Problem to solve >> In the data below, rename every "stat-label" to "stat-caption" and reproduce all the lines with nothing else changed.

Entries provided >>
begin

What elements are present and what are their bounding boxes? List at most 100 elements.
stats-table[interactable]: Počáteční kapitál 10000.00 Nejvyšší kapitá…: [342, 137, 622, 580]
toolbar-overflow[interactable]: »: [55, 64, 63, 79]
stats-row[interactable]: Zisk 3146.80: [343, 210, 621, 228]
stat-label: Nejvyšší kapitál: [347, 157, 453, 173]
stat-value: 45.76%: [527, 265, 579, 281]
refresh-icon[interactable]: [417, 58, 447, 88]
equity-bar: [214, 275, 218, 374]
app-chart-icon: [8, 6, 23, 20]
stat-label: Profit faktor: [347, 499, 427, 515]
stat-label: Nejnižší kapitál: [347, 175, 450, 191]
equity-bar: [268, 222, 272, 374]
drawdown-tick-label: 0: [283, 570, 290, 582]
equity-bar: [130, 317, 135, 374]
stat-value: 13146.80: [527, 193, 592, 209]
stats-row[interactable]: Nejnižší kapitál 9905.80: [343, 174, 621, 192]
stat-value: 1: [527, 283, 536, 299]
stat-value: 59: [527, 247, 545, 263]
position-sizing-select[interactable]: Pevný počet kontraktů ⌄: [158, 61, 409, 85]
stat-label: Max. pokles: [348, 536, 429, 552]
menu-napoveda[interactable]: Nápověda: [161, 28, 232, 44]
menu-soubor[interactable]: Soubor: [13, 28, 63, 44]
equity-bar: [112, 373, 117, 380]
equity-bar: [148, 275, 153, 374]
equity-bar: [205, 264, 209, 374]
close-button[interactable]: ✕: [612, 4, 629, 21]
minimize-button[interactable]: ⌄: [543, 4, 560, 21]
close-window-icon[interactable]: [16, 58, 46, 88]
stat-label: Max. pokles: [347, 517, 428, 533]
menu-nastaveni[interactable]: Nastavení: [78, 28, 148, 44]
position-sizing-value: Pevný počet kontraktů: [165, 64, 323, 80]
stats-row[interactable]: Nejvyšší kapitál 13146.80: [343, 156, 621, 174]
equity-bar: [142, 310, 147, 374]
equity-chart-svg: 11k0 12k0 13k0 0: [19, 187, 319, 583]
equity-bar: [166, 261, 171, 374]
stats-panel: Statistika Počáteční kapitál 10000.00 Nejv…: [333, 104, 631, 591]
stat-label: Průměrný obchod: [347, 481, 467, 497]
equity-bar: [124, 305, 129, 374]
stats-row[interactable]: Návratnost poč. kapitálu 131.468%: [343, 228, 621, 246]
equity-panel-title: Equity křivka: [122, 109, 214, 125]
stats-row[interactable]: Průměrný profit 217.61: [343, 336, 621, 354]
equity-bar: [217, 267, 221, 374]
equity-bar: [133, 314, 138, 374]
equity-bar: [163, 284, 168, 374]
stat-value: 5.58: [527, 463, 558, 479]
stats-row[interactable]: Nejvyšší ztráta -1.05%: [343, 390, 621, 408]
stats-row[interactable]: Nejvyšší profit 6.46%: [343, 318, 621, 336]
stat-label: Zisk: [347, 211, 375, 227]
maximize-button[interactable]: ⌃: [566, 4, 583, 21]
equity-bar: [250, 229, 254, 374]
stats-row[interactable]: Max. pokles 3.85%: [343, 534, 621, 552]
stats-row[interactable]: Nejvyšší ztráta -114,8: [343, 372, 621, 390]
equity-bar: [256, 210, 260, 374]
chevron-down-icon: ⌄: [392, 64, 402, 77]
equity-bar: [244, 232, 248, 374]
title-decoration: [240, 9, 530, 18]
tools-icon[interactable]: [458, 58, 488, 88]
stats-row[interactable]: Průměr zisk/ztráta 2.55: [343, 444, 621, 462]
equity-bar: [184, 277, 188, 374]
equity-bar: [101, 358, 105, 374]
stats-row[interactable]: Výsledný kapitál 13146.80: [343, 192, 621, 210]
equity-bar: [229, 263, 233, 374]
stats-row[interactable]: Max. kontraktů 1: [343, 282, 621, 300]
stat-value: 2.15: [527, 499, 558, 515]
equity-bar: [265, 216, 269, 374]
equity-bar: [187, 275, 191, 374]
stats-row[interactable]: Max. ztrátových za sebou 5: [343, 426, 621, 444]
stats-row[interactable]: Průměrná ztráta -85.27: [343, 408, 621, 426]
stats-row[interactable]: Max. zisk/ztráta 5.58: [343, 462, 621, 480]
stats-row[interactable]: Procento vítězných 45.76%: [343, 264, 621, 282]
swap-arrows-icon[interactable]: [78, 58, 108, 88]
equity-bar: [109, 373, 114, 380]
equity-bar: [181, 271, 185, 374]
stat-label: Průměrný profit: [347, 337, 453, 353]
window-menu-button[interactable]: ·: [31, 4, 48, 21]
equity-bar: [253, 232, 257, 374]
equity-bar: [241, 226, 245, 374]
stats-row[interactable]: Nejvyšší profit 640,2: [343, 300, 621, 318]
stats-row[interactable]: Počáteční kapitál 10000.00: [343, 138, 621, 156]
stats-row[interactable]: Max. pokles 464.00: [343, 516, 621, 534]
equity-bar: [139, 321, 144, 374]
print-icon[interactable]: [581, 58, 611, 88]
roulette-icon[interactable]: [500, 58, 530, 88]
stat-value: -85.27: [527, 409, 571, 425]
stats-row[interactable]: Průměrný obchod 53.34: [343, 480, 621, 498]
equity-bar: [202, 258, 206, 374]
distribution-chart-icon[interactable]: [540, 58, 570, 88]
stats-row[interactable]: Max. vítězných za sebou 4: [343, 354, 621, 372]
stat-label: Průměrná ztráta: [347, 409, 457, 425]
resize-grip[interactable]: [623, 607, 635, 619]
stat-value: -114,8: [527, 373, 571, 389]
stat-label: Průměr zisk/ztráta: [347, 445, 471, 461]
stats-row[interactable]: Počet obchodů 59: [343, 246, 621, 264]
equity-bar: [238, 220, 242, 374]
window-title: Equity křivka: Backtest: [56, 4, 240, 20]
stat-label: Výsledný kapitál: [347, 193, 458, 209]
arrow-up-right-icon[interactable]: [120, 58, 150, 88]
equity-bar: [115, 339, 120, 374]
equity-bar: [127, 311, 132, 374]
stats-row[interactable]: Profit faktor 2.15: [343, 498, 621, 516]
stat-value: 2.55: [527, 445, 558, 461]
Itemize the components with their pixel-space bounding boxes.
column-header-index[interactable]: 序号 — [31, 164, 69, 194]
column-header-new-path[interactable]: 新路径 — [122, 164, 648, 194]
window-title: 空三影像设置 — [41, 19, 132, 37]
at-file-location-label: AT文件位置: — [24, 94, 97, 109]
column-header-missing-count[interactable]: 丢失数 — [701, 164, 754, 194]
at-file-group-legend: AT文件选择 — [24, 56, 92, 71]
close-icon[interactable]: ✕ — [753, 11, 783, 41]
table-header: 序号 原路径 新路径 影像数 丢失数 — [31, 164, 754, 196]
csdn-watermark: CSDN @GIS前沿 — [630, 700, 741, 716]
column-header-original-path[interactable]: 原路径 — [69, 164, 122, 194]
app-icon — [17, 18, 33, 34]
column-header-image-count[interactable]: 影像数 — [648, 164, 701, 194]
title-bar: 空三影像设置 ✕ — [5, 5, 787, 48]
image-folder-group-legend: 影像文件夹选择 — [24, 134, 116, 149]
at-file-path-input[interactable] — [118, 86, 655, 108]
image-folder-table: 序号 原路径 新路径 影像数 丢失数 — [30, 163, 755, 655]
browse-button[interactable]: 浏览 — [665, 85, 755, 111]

end

Expected output >>
What elements are present and what are their bounding boxes? List at most 100 elements.
stats-table[interactable]: Počáteční kapitál 10000.00 Nejvyšší kapitá…: [342, 137, 622, 580]
toolbar-overflow[interactable]: »: [55, 64, 63, 79]
stats-row[interactable]: Zisk 3146.80: [343, 210, 621, 228]
stat-caption: Nejvyšší kapitál: [347, 157, 453, 173]
stat-value: 45.76%: [527, 265, 579, 281]
refresh-icon[interactable]: [417, 58, 447, 88]
equity-bar: [214, 275, 218, 374]
app-chart-icon: [8, 6, 23, 20]
stat-caption: Profit faktor: [347, 499, 427, 515]
stat-caption: Nejnižší kapitál: [347, 175, 450, 191]
equity-bar: [268, 222, 272, 374]
drawdown-tick-label: 0: [283, 570, 290, 582]
equity-bar: [130, 317, 135, 374]
stat-value: 13146.80: [527, 193, 592, 209]
stats-row[interactable]: Nejnižší kapitál 9905.80: [343, 174, 621, 192]
stat-value: 1: [527, 283, 536, 299]
stat-value: 59: [527, 247, 545, 263]
position-sizing-select[interactable]: Pevný počet kontraktů ⌄: [158, 61, 409, 85]
stat-caption: Max. pokles: [348, 536, 429, 552]
menu-napoveda[interactable]: Nápověda: [161, 28, 232, 44]
menu-soubor[interactable]: Soubor: [13, 28, 63, 44]
equity-bar: [112, 373, 117, 380]
equity-bar: [148, 275, 153, 374]
equity-bar: [205, 264, 209, 374]
close-button[interactable]: ✕: [612, 4, 629, 21]
minimize-button[interactable]: ⌄: [543, 4, 560, 21]
close-window-icon[interactable]: [16, 58, 46, 88]
stat-caption: Max. pokles: [347, 517, 428, 533]
menu-nastaveni[interactable]: Nastavení: [78, 28, 148, 44]
position-sizing-value: Pevný počet kontraktů: [165, 64, 323, 80]
stats-row[interactable]: Nejvyšší kapitál 13146.80: [343, 156, 621, 174]
equity-bar: [142, 310, 147, 374]
equity-chart-svg: 11k0 12k0 13k0 0: [19, 187, 319, 583]
equity-bar: [166, 261, 171, 374]
stats-panel: Statistika Počáteční kapitál 10000.00 Nejv…: [333, 104, 631, 591]
stat-caption: Průměrný obchod: [347, 481, 467, 497]
equity-bar: [124, 305, 129, 374]
stats-row[interactable]: Návratnost poč. kapitálu 131.468%: [343, 228, 621, 246]
equity-panel-title: Equity křivka: [122, 109, 214, 125]
stats-row[interactable]: Průměrný profit 217.61: [343, 336, 621, 354]
equity-bar: [217, 267, 221, 374]
equity-bar: [133, 314, 138, 374]
equity-bar: [163, 284, 168, 374]
stat-value: 5.58: [527, 463, 558, 479]
stats-row[interactable]: Nejvyšší ztráta -1.05%: [343, 390, 621, 408]
stats-row[interactable]: Nejvyšší profit 6.46%: [343, 318, 621, 336]
stat-caption: Zisk: [347, 211, 375, 227]
maximize-button[interactable]: ⌃: [566, 4, 583, 21]
equity-bar: [250, 229, 254, 374]
stats-row[interactable]: Max. pokles 3.85%: [343, 534, 621, 552]
stats-row[interactable]: Nejvyšší ztráta -114,8: [343, 372, 621, 390]
equity-bar: [256, 210, 260, 374]
chevron-down-icon: ⌄: [392, 64, 402, 77]
equity-bar: [244, 232, 248, 374]
title-decoration: [240, 9, 530, 18]
tools-icon[interactable]: [458, 58, 488, 88]
stats-row[interactable]: Průměr zisk/ztráta 2.55: [343, 444, 621, 462]
equity-bar: [184, 277, 188, 374]
equity-bar: [101, 358, 105, 374]
stats-row[interactable]: Výsledný kapitál 13146.80: [343, 192, 621, 210]
equity-bar: [229, 263, 233, 374]
stats-row[interactable]: Max. kontraktů 1: [343, 282, 621, 300]
stat-value: 2.15: [527, 499, 558, 515]
equity-bar: [265, 216, 269, 374]
equity-bar: [187, 275, 191, 374]
stats-row[interactable]: Max. ztrátových za sebou 5: [343, 426, 621, 444]
stats-row[interactable]: Průměrná ztráta -85.27: [343, 408, 621, 426]
stats-row[interactable]: Max. zisk/ztráta 5.58: [343, 462, 621, 480]
stats-row[interactable]: Procento vítězných 45.76%: [343, 264, 621, 282]
swap-arrows-icon[interactable]: [78, 58, 108, 88]
equity-bar: [109, 373, 114, 380]
equity-bar: [181, 271, 185, 374]
stat-caption: Průměrný profit: [347, 337, 453, 353]
window-menu-button[interactable]: ·: [31, 4, 48, 21]
equity-bar: [253, 232, 257, 374]
equity-bar: [241, 226, 245, 374]
stats-row[interactable]: Nejvyšší profit 640,2: [343, 300, 621, 318]
stats-row[interactable]: Počáteční kapitál 10000.00: [343, 138, 621, 156]
stats-row[interactable]: Max. pokles 464.00: [343, 516, 621, 534]
equity-bar: [139, 321, 144, 374]
print-icon[interactable]: [581, 58, 611, 88]
roulette-icon[interactable]: [500, 58, 530, 88]
stat-value: -85.27: [527, 409, 571, 425]
stats-row[interactable]: Průměrný obchod 53.34: [343, 480, 621, 498]
equity-bar: [202, 258, 206, 374]
distribution-chart-icon[interactable]: [540, 58, 570, 88]
stats-row[interactable]: Max. vítězných za sebou 4: [343, 354, 621, 372]
stat-caption: Průměrná ztráta: [347, 409, 457, 425]
resize-grip[interactable]: [623, 607, 635, 619]
stat-value: -114,8: [527, 373, 571, 389]
stat-caption: Průměr zisk/ztráta: [347, 445, 471, 461]
stats-row[interactable]: Počet obchodů 59: [343, 246, 621, 264]
equity-bar: [238, 220, 242, 374]
window-title: Equity křivka: Backtest: [56, 4, 240, 20]
stat-caption: Výsledný kapitál: [347, 193, 458, 209]
arrow-up-right-icon[interactable]: [120, 58, 150, 88]
equity-bar: [115, 339, 120, 374]
equity-bar: [127, 311, 132, 374]
stats-row[interactable]: Profit faktor 2.15: [343, 498, 621, 516]
stat-value: 2.55: [527, 445, 558, 461]
Itemize the components with their pixel-space bounding boxes.
column-header-index[interactable]: 序号 — [31, 164, 69, 194]
column-header-new-path[interactable]: 新路径 — [122, 164, 648, 194]
window-title: 空三影像设置 — [41, 19, 132, 37]
at-file-location-label: AT文件位置: — [24, 94, 97, 109]
column-header-missing-count[interactable]: 丢失数 — [701, 164, 754, 194]
at-file-group-legend: AT文件选择 — [24, 56, 92, 71]
close-icon[interactable]: ✕ — [753, 11, 783, 41]
table-header: 序号 原路径 新路径 影像数 丢失数 — [31, 164, 754, 196]
csdn-watermark: CSDN @GIS前沿 — [630, 700, 741, 716]
column-header-original-path[interactable]: 原路径 — [69, 164, 122, 194]
app-icon — [17, 18, 33, 34]
column-header-image-count[interactable]: 影像数 — [648, 164, 701, 194]
title-bar: 空三影像设置 ✕ — [5, 5, 787, 48]
image-folder-group-legend: 影像文件夹选择 — [24, 134, 116, 149]
at-file-path-input[interactable] — [118, 86, 655, 108]
image-folder-table: 序号 原路径 新路径 影像数 丢失数 — [30, 163, 755, 655]
browse-button[interactable]: 浏览 — [665, 85, 755, 111]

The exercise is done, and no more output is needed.